◆ Stated task
Write out the material again exactly, please, and omit the pictures.
— Start of Materials provided —
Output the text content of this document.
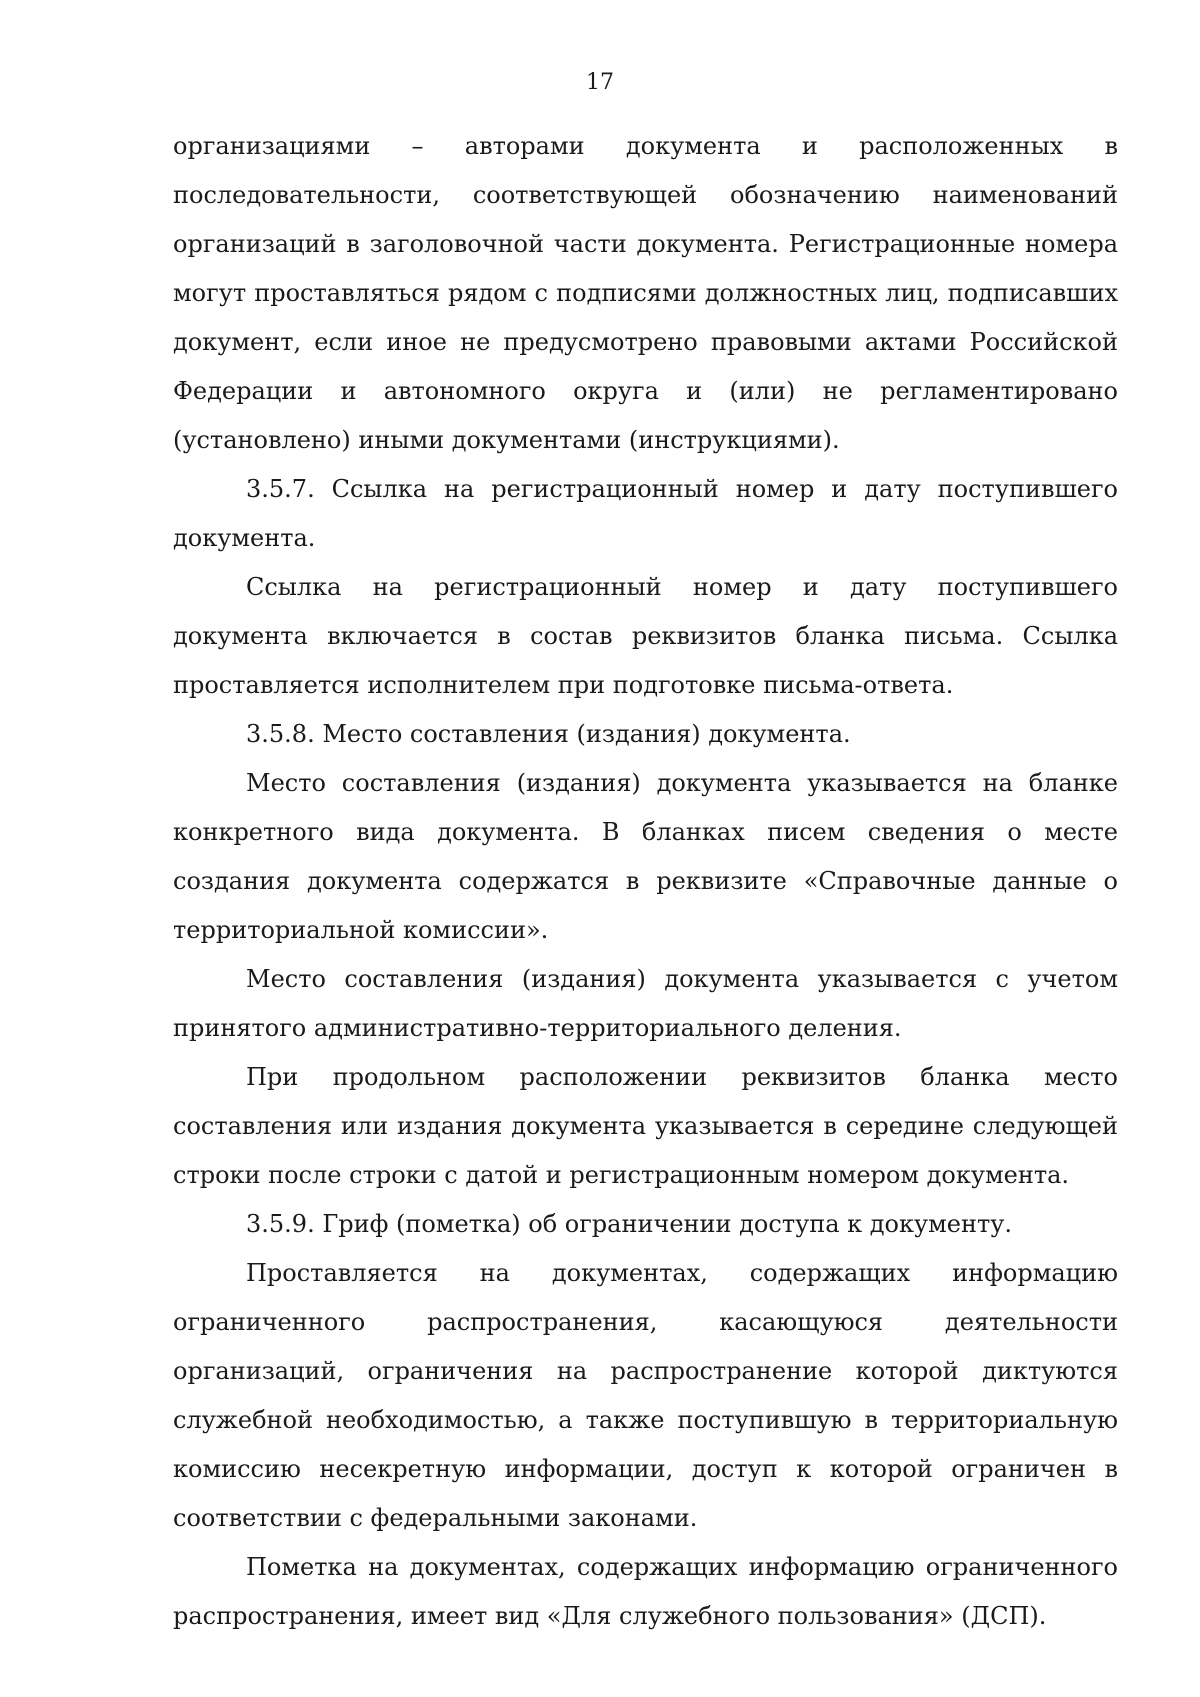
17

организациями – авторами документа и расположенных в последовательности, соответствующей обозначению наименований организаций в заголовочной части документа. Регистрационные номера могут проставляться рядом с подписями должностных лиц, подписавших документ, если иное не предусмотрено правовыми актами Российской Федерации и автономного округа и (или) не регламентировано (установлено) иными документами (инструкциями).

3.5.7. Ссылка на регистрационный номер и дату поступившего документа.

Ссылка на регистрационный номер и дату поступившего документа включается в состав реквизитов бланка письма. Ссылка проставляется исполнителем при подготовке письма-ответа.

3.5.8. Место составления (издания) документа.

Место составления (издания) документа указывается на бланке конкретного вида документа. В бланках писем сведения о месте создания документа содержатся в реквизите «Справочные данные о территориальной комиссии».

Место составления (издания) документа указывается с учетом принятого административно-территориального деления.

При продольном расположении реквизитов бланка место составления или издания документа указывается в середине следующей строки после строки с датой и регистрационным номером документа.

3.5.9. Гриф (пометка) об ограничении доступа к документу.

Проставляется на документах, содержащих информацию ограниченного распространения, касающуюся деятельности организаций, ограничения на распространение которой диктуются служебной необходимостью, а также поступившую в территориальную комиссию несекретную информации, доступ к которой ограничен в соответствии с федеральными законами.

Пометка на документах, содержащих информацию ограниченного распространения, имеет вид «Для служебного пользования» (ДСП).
— End of Materials provided —
◆ Response
Output the text content of this document.
17

организациями – авторами документа и расположенных в последовательности, соответствующей обозначению наименований организаций в заголовочной части документа. Регистрационные номера могут проставляться рядом с подписями должностных лиц, подписавших документ, если иное не предусмотрено правовыми актами Российской Федерации и автономного округа и (или) не регламентировано (установлено) иными документами (инструкциями).

3.5.7. Ссылка на регистрационный номер и дату поступившего документа.

Ссылка на регистрационный номер и дату поступившего документа включается в состав реквизитов бланка письма. Ссылка проставляется исполнителем при подготовке письма-ответа.

3.5.8. Место составления (издания) документа.

Место составления (издания) документа указывается на бланке конкретного вида документа. В бланках писем сведения о месте создания документа содержатся в реквизите «Справочные данные о территориальной комиссии».

Место составления (издания) документа указывается с учетом принятого административно-территориального деления.

При продольном расположении реквизитов бланка место составления или издания документа указывается в середине следующей строки после строки с датой и регистрационным номером документа.

3.5.9. Гриф (пометка) об ограничении доступа к документу.

Проставляется на документах, содержащих информацию ограниченного распространения, касающуюся деятельности организаций, ограничения на распространение которой диктуются служебной необходимостью, а также поступившую в территориальную комиссию несекретную информации, доступ к которой ограничен в соответствии с федеральными законами.

Пометка на документах, содержащих информацию ограниченного распространения, имеет вид «Для служебного пользования» (ДСП).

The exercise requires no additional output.